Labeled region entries
........

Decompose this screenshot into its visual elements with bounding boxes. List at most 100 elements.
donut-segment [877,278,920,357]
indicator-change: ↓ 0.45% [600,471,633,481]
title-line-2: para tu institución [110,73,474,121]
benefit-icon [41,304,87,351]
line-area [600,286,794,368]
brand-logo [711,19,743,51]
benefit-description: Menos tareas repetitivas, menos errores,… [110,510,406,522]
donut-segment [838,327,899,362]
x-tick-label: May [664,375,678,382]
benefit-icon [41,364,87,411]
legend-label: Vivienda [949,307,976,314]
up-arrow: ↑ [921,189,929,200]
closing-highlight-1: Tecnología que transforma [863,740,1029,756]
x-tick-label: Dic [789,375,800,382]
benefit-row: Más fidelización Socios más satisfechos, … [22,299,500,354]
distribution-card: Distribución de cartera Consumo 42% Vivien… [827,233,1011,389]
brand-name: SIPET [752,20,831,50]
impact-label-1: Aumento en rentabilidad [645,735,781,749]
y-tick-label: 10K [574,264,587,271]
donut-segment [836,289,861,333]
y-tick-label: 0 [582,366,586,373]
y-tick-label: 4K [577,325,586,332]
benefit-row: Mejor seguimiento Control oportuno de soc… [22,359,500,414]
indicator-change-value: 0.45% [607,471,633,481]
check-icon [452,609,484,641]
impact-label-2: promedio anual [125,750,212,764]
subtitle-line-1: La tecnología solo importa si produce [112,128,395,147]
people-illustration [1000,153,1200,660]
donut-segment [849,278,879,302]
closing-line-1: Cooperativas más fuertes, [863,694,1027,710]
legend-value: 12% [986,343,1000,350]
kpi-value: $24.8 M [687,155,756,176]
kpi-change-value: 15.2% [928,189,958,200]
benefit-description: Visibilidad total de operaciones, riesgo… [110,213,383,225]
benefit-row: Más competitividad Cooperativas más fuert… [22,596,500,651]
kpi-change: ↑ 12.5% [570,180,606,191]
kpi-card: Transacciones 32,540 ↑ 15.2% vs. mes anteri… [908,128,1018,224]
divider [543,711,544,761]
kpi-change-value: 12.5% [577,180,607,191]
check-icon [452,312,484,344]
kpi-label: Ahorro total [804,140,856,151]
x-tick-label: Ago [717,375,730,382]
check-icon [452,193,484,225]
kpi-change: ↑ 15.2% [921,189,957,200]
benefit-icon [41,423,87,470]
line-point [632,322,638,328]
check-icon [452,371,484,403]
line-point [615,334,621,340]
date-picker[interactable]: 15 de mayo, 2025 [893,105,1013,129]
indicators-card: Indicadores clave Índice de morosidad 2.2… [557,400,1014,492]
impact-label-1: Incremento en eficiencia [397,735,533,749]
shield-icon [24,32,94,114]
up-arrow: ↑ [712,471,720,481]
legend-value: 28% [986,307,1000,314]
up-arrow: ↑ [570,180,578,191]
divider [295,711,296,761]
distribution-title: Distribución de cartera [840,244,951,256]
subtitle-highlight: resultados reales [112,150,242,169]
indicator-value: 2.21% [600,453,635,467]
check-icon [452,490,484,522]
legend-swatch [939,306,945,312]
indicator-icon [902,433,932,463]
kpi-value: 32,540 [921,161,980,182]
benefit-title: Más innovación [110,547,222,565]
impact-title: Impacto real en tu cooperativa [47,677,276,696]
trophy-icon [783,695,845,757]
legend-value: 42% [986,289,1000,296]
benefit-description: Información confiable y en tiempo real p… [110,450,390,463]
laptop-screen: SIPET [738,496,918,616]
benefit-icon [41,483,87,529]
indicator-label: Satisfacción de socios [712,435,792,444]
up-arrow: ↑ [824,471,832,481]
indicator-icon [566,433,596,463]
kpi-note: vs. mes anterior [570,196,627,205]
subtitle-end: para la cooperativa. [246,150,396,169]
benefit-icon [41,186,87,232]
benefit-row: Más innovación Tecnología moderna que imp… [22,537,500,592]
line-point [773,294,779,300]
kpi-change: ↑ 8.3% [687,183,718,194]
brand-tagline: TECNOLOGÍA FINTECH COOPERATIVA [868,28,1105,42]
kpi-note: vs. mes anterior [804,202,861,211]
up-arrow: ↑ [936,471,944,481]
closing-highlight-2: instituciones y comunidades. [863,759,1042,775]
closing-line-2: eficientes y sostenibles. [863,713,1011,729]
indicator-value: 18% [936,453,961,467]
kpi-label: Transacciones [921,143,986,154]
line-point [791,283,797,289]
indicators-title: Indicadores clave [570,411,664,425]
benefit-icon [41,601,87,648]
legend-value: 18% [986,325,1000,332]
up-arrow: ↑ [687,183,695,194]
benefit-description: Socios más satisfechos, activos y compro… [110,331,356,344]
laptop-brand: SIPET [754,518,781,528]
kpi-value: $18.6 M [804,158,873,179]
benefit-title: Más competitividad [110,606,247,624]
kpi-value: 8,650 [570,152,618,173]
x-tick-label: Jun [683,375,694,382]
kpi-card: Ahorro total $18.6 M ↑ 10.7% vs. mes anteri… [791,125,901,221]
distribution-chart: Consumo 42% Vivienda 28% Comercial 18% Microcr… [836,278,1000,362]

........

Written request -> Convert all of the records above into a JSON list of strings, with one string per line and no blank lines.

Reply to the task ->
[
  "Decompose this screenshot into its visual elements with bounding boxes. List at most 100 elements.",
  "donut-segment [877,278,920,357]",
  "indicator-change: ↓ 0.45% [600,471,633,481]",
  "title-line-2: para tu institución [110,73,474,121]",
  "benefit-icon [41,304,87,351]",
  "line-area [600,286,794,368]",
  "brand-logo [711,19,743,51]",
  "benefit-description: Menos tareas repetitivas, menos errores,… [110,510,406,522]",
  "donut-segment [838,327,899,362]",
  "x-tick-label: May [664,375,678,382]",
  "benefit-icon [41,364,87,411]",
  "legend-label: Vivienda [949,307,976,314]",
  "up-arrow: ↑ [921,189,929,200]",
  "closing-highlight-1: Tecnología que transforma [863,740,1029,756]",
  "x-tick-label: Dic [789,375,800,382]",
  "benefit-row: Más fidelización Socios más satisfechos, … [22,299,500,354]",
  "distribution-card: Distribución de cartera Consumo 42% Vivien… [827,233,1011,389]",
  "brand-name: SIPET [752,20,831,50]",
  "impact-label-1: Aumento en rentabilidad [645,735,781,749]",
  "y-tick-label: 10K [574,264,587,271]",
  "donut-segment [836,289,861,333]",
  "y-tick-label: 0 [582,366,586,373]",
  "y-tick-label: 4K [577,325,586,332]",
  "benefit-row: Mejor seguimiento Control oportuno de soc… [22,359,500,414]",
  "indicator-change-value: 0.45% [607,471,633,481]",
  "check-icon [452,609,484,641]",
  "impact-label-2: promedio anual [125,750,212,764]",
  "subtitle-line-1: La tecnología solo importa si produce [112,128,395,147]",
  "people-illustration [1000,153,1200,660]",
  "donut-segment [849,278,879,302]",
  "closing-line-1: Cooperativas más fuertes, [863,694,1027,710]",
  "legend-value: 12% [986,343,1000,350]",
  "kpi-value: $24.8 M [687,155,756,176]",
  "kpi-change-value: 15.2% [928,189,958,200]",
  "benefit-description: Visibilidad total de operaciones, riesgo… [110,213,383,225]",
  "benefit-row: Más competitividad Cooperativas más fuert… [22,596,500,651]",
  "kpi-change: ↑ 12.5% [570,180,606,191]",
  "kpi-card: Transacciones 32,540 ↑ 15.2% vs. mes anteri… [908,128,1018,224]",
  "divider [543,711,544,761]",
  "kpi-change-value: 12.5% [577,180,607,191]",
  "check-icon [452,312,484,344]",
  "kpi-label: Ahorro total [804,140,856,151]",
  "x-tick-label: Ago [717,375,730,382]",
  "check-icon [452,193,484,225]",
  "kpi-change: ↑ 15.2% [921,189,957,200]",
  "benefit-icon [41,423,87,470]",
  "line-point [632,322,638,328]",
  "check-icon [452,371,484,403]",
  "line-point [615,334,621,340]",
  "date-picker[interactable]: 15 de mayo, 2025 [893,105,1013,129]",
  "indicators-card: Indicadores clave Índice de morosidad 2.2… [557,400,1014,492]",
  "impact-label-1: Incremento en eficiencia [397,735,533,749]",
  "shield-icon [24,32,94,114]",
  "up-arrow: ↑ [712,471,720,481]",
  "legend-value: 28% [986,307,1000,314]",
  "up-arrow: ↑ [570,180,578,191]",
  "divider [295,711,296,761]",
  "distribution-title: Distribución de cartera [840,244,951,256]",
  "subtitle-highlight: resultados reales [112,150,242,169]",
  "indicator-value: 2.21% [600,453,635,467]",
  "check-icon [452,490,484,522]",
  "legend-swatch [939,306,945,312]",
  "indicator-icon [902,433,932,463]",
  "kpi-value: 32,540 [921,161,980,182]",
  "benefit-title: Más innovación [110,547,222,565]",
  "impact-title: Impacto real en tu cooperativa [47,677,276,696]",
  "trophy-icon [783,695,845,757]",
  "legend-value: 42% [986,289,1000,296]",
  "benefit-description: Información confiable y en tiempo real p… [110,450,390,463]",
  "laptop-screen: SIPET [738,496,918,616]",
  "benefit-icon [41,483,87,529]",
  "indicator-label: Satisfacción de socios [712,435,792,444]",
  "up-arrow: ↑ [824,471,832,481]",
  "indicator-icon [566,433,596,463]",
  "kpi-note: vs. mes anterior [570,196,627,205]",
  "subtitle-end: para la cooperativa. [246,150,396,169]",
  "benefit-icon [41,186,87,232]",
  "benefit-row: Más innovación Tecnología moderna que imp… [22,537,500,592]",
  "line-point [773,294,779,300]",
  "kpi-change: ↑ 8.3% [687,183,718,194]",
  "brand-tagline: TECNOLOGÍA FINTECH COOPERATIVA [868,28,1105,42]",
  "kpi-note: vs. mes anterior [804,202,861,211]",
  "up-arrow: ↑ [936,471,944,481]",
  "closing-highlight-2: instituciones y comunidades. [863,759,1042,775]",
  "closing-line-2: eficientes y sostenibles. [863,713,1011,729]",
  "indicator-value: 18% [936,453,961,467]",
  "kpi-label: Transacciones [921,143,986,154]",
  "line-point [791,283,797,289]",
  "indicators-title: Indicadores clave [570,411,664,425]",
  "benefit-icon [41,601,87,648]",
  "legend-value: 18% [986,325,1000,332]",
  "up-arrow: ↑ [687,183,695,194]",
  "benefit-description: Socios más satisfechos, activos y compro… [110,331,356,344]",
  "laptop-brand: SIPET [754,518,781,528]",
  "kpi-value: $18.6 M [804,158,873,179]",
  "benefit-title: Más competitividad [110,606,247,624]",
  "kpi-value: 8,650 [570,152,618,173]",
  "x-tick-label: Jun [683,375,694,382]",
  "kpi-card: Ahorro total $18.6 M ↑ 10.7% vs. mes anteri… [791,125,901,221]",
  "distribution-chart: Consumo 42% Vivienda 28% Comercial 18% Microcr… [836,278,1000,362]"
]